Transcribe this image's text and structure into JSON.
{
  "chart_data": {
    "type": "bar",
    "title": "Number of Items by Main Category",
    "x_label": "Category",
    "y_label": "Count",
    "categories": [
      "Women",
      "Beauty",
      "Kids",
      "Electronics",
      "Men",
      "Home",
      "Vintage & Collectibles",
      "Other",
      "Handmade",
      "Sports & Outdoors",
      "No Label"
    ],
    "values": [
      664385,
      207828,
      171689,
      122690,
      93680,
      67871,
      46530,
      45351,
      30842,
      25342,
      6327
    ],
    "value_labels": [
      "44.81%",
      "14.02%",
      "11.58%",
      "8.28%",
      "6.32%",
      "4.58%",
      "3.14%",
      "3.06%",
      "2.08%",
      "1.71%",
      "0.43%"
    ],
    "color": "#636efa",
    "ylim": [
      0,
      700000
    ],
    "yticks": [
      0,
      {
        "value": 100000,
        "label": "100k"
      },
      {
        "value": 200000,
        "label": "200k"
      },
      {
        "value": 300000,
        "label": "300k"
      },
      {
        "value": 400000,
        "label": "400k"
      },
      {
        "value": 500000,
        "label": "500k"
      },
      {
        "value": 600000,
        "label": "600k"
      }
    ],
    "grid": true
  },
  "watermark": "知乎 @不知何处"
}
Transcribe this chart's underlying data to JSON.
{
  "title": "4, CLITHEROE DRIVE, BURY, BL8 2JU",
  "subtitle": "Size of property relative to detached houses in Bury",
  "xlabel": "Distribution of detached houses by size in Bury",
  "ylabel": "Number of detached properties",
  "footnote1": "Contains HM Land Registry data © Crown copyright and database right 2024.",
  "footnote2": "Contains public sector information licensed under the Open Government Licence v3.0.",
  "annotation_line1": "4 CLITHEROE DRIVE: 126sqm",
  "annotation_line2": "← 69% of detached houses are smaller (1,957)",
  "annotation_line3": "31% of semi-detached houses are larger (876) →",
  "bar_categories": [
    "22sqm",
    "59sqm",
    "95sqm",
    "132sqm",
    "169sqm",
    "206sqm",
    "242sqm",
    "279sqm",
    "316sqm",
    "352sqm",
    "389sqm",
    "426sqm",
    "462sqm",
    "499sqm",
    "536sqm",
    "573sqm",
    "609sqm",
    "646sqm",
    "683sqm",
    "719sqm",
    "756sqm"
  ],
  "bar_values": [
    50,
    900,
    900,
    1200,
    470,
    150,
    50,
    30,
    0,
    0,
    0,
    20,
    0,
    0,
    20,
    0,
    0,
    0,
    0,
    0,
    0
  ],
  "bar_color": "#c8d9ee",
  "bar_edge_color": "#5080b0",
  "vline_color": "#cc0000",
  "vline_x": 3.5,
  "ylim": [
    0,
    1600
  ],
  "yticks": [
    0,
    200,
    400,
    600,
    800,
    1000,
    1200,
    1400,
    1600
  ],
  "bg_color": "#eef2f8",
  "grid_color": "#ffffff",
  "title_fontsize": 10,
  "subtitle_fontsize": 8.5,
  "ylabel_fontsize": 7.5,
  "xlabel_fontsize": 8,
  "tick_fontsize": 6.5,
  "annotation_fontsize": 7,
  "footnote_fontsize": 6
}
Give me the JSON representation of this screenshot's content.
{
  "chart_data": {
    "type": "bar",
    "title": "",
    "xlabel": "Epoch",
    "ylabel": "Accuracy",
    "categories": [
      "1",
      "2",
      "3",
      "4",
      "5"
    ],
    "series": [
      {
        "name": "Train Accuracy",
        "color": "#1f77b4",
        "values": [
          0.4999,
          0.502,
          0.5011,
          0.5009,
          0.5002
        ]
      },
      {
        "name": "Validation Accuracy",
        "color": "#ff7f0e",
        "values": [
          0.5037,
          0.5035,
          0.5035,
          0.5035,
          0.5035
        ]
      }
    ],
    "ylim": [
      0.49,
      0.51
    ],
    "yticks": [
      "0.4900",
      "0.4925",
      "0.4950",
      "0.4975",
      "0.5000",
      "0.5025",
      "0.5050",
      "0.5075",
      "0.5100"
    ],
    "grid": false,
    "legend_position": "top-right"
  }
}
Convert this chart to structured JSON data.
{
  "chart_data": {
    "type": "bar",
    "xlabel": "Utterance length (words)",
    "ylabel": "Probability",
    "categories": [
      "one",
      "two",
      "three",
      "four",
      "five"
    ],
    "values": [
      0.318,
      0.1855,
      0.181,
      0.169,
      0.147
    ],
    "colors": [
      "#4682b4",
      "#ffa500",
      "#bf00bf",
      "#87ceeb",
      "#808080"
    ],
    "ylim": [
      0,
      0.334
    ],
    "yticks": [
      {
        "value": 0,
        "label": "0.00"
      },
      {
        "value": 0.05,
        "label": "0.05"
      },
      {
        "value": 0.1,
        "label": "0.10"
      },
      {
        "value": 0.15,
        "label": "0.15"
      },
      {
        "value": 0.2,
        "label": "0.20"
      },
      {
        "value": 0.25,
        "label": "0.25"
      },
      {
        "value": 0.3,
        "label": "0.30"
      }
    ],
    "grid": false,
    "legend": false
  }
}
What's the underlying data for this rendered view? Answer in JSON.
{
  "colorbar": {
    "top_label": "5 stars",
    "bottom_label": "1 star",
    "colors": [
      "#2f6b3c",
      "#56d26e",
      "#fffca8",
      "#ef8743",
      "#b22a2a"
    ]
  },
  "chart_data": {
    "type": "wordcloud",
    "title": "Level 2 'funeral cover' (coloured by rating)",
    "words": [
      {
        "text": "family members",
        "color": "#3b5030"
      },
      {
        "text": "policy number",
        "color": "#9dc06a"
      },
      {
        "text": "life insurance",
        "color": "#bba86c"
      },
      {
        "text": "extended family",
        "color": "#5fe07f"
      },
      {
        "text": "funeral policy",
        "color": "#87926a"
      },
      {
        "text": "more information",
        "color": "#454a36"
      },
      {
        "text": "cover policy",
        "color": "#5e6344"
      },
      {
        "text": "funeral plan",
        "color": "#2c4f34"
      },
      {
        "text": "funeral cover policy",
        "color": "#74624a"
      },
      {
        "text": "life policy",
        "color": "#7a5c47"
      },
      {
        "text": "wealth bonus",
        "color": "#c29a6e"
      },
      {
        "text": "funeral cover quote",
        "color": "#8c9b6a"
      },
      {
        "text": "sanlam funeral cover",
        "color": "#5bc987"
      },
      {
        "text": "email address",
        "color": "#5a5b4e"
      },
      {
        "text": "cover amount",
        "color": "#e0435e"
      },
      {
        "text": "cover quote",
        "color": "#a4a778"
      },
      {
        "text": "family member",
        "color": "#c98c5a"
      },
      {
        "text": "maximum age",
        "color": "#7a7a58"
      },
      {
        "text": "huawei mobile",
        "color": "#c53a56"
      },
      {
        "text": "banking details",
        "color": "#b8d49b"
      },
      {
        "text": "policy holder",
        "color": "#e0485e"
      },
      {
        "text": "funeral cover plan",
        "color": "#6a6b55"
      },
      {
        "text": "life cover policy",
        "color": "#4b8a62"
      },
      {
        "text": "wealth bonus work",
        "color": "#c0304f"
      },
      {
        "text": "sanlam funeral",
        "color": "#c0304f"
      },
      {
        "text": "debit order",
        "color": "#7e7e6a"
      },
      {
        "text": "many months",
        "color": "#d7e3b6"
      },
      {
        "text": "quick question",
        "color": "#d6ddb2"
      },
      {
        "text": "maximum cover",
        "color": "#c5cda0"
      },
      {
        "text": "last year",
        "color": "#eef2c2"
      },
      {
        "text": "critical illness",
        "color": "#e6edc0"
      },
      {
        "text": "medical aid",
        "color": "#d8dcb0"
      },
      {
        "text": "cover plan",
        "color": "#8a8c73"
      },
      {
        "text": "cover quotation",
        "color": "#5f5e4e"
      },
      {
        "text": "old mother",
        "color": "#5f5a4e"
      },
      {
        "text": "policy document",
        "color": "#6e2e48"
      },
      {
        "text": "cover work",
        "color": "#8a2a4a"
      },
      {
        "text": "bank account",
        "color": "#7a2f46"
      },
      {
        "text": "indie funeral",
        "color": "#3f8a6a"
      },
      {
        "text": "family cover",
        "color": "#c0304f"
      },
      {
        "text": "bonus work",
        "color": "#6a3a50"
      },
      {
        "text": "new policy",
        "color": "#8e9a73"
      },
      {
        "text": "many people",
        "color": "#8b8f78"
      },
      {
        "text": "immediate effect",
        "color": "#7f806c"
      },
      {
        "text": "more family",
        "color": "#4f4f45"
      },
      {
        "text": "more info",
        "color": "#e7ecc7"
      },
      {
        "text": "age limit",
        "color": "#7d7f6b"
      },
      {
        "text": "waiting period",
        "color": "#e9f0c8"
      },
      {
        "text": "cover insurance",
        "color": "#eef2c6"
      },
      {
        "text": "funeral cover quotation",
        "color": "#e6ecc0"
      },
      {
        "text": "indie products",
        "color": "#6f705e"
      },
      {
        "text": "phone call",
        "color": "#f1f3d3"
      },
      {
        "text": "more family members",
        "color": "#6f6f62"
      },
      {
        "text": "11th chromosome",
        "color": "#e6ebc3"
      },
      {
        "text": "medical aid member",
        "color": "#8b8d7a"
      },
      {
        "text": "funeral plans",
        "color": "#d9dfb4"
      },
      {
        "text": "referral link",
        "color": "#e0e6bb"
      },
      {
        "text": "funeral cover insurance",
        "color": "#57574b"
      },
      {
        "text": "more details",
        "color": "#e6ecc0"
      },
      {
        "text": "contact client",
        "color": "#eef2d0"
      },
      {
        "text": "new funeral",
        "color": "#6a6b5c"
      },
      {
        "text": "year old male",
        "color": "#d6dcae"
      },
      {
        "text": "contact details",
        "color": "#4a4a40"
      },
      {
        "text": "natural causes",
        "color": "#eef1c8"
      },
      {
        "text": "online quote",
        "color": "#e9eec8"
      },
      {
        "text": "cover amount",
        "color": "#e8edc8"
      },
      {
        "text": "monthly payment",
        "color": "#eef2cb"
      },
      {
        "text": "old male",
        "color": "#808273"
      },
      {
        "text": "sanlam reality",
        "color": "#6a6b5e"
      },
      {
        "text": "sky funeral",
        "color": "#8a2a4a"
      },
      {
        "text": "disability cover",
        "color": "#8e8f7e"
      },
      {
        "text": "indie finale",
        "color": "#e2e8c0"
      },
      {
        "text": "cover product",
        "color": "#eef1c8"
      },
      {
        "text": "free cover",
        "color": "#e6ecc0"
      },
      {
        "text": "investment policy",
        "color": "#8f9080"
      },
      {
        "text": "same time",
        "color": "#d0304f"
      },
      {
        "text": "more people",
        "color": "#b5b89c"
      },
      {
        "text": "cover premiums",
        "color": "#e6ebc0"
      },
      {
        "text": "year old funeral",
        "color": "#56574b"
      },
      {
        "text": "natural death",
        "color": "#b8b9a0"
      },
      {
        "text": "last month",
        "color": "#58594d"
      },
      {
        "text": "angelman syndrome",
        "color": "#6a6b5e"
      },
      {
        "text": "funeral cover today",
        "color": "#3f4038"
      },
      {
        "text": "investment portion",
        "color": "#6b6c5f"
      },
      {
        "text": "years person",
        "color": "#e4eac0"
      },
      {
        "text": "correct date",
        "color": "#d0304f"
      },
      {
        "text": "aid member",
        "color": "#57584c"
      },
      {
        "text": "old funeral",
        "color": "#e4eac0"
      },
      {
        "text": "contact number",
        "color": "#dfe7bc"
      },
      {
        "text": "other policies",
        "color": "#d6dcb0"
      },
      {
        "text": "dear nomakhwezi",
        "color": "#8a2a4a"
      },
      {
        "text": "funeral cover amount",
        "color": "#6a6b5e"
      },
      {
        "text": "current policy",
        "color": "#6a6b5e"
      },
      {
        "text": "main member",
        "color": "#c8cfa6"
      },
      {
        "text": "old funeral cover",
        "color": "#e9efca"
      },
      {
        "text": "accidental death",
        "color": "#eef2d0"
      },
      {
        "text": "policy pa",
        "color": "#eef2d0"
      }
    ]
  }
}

....

Requirements:
Look through the entries above and count each line holding "sanlam"; report the count alone.

Answer to the exercise:
3